Material for this task:
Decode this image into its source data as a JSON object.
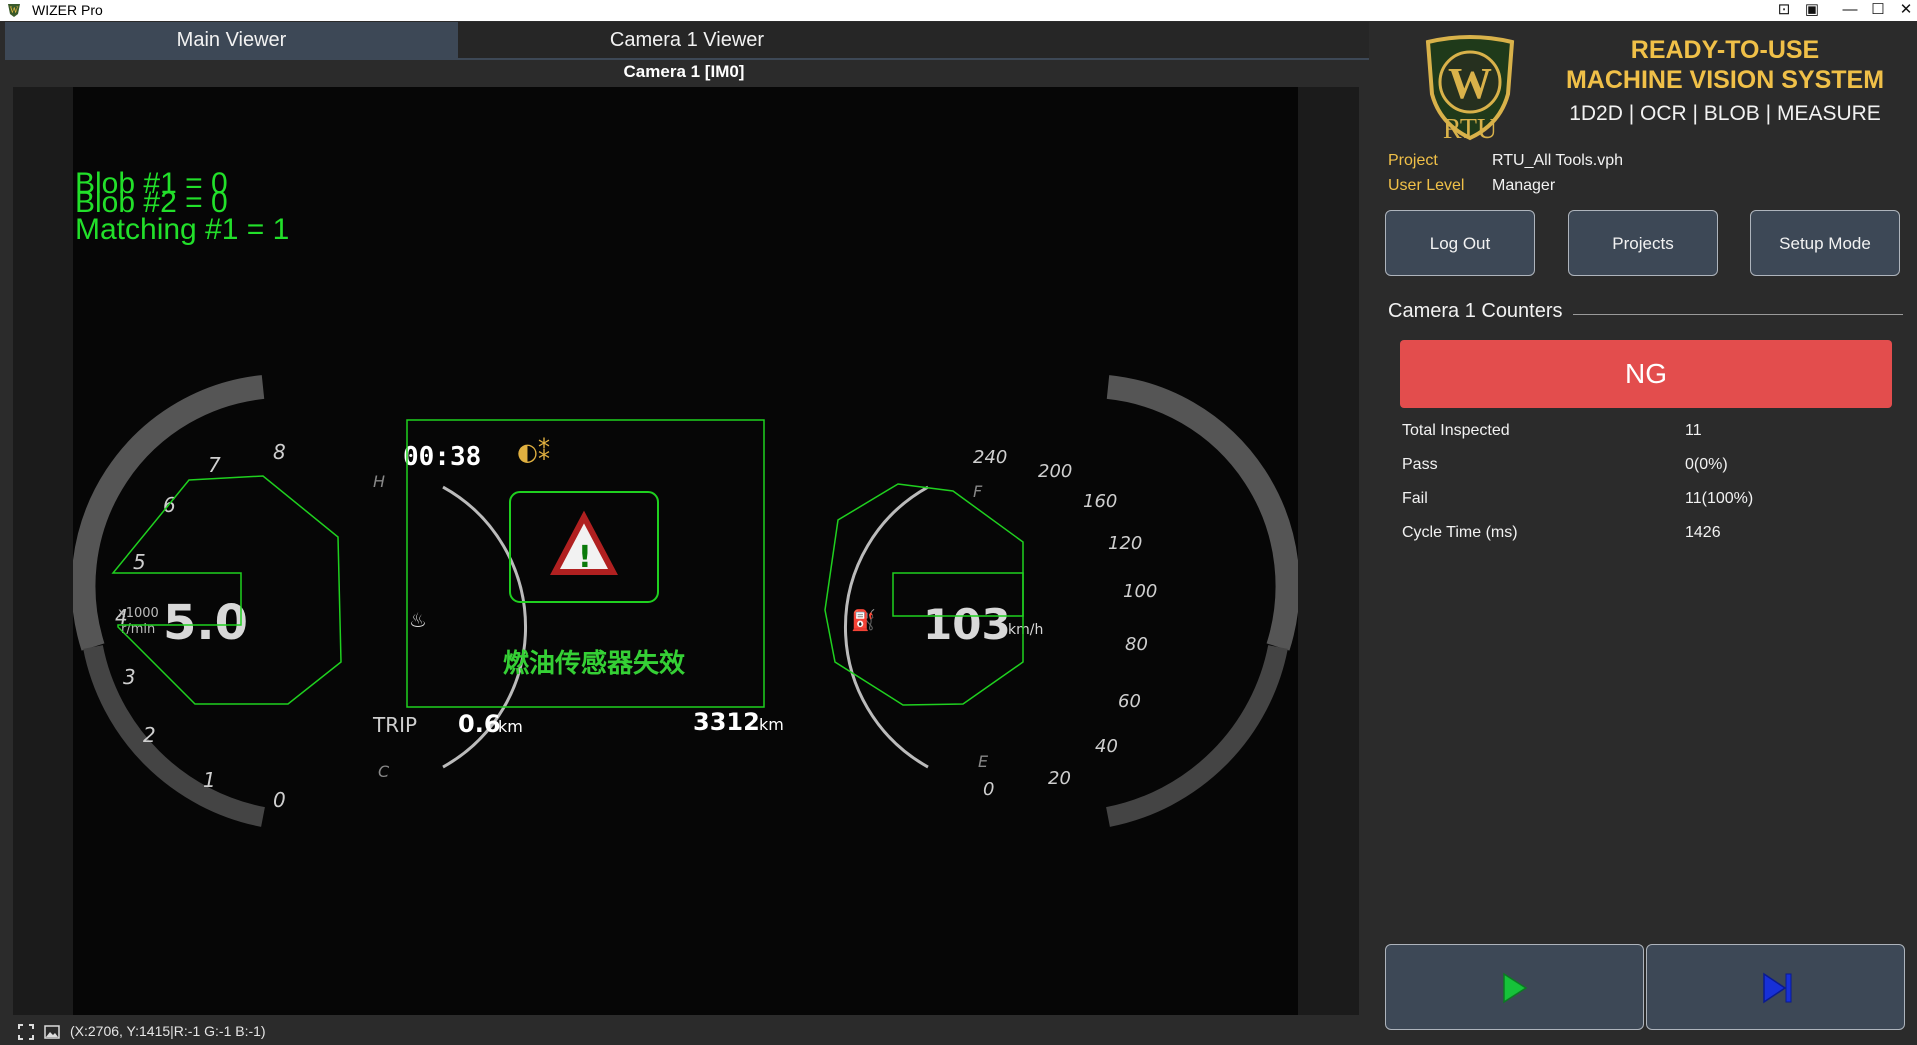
{
  "window": {
    "title": "WIZER Pro",
    "controls": [
      "pin-icon",
      "camera-icon",
      "minimize-icon",
      "maximize-icon",
      "close-icon"
    ]
  },
  "tabs": [
    {
      "label": "Main Viewer",
      "active": true
    },
    {
      "label": "Camera 1 Viewer",
      "active": false
    }
  ],
  "viewer": {
    "camera_label": "Camera 1  [IM0]",
    "overlay_lines": [
      "Blob #1 = 0",
      "Blob #2 = 0",
      "Matching #1 = 1"
    ],
    "overlay_color": "#22e02a"
  },
  "status_bar": {
    "coords": "(X:2706, Y:1415|R:-1 G:-1 B:-1)"
  },
  "brand": {
    "logo_text": "RTU",
    "headline_1": "READY-TO-USE",
    "headline_2": "MACHINE VISION SYSTEM",
    "tools": "1D2D | OCR | BLOB | MEASURE",
    "accent_color": "#f0c048"
  },
  "project_info": {
    "project_label": "Project",
    "project_value": "RTU_All Tools.vph",
    "user_label": "User Level",
    "user_value": "Manager"
  },
  "buttons": {
    "logout": "Log Out",
    "projects": "Projects",
    "setup": "Setup Mode"
  },
  "counters": {
    "title": "Camera 1 Counters",
    "result": "NG",
    "result_color": "#e34d4d",
    "rows": [
      {
        "label": "Total Inspected",
        "value": "11"
      },
      {
        "label": "Pass",
        "value": "0(0%)"
      },
      {
        "label": "Fail",
        "value": "11(100%)"
      },
      {
        "label": "Cycle Time (ms)",
        "value": "1426"
      }
    ]
  },
  "controls": {
    "run_icon": "play-icon",
    "step_icon": "step-forward-icon"
  }
}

Exercise goal:
Output the entries above exactly. Drop the pictures.

Solution for this exercise:
Decode this image into its source data as a JSON object.
{
  "window": {
    "title": "WIZER Pro",
    "controls": [
      "pin-icon",
      "camera-icon",
      "minimize-icon",
      "maximize-icon",
      "close-icon"
    ]
  },
  "tabs": [
    {
      "label": "Main Viewer",
      "active": true
    },
    {
      "label": "Camera 1 Viewer",
      "active": false
    }
  ],
  "viewer": {
    "camera_label": "Camera 1  [IM0]",
    "overlay_lines": [
      "Blob #1 = 0",
      "Blob #2 = 0",
      "Matching #1 = 1"
    ],
    "overlay_color": "#22e02a"
  },
  "status_bar": {
    "coords": "(X:2706, Y:1415|R:-1 G:-1 B:-1)"
  },
  "brand": {
    "logo_text": "RTU",
    "headline_1": "READY-TO-USE",
    "headline_2": "MACHINE VISION SYSTEM",
    "tools": "1D2D | OCR | BLOB | MEASURE",
    "accent_color": "#f0c048"
  },
  "project_info": {
    "project_label": "Project",
    "project_value": "RTU_All Tools.vph",
    "user_label": "User Level",
    "user_value": "Manager"
  },
  "buttons": {
    "logout": "Log Out",
    "projects": "Projects",
    "setup": "Setup Mode"
  },
  "counters": {
    "title": "Camera 1 Counters",
    "result": "NG",
    "result_color": "#e34d4d",
    "rows": [
      {
        "label": "Total Inspected",
        "value": "11"
      },
      {
        "label": "Pass",
        "value": "0(0%)"
      },
      {
        "label": "Fail",
        "value": "11(100%)"
      },
      {
        "label": "Cycle Time (ms)",
        "value": "1426"
      }
    ]
  },
  "controls": {
    "run_icon": "play-icon",
    "step_icon": "step-forward-icon"
  }
}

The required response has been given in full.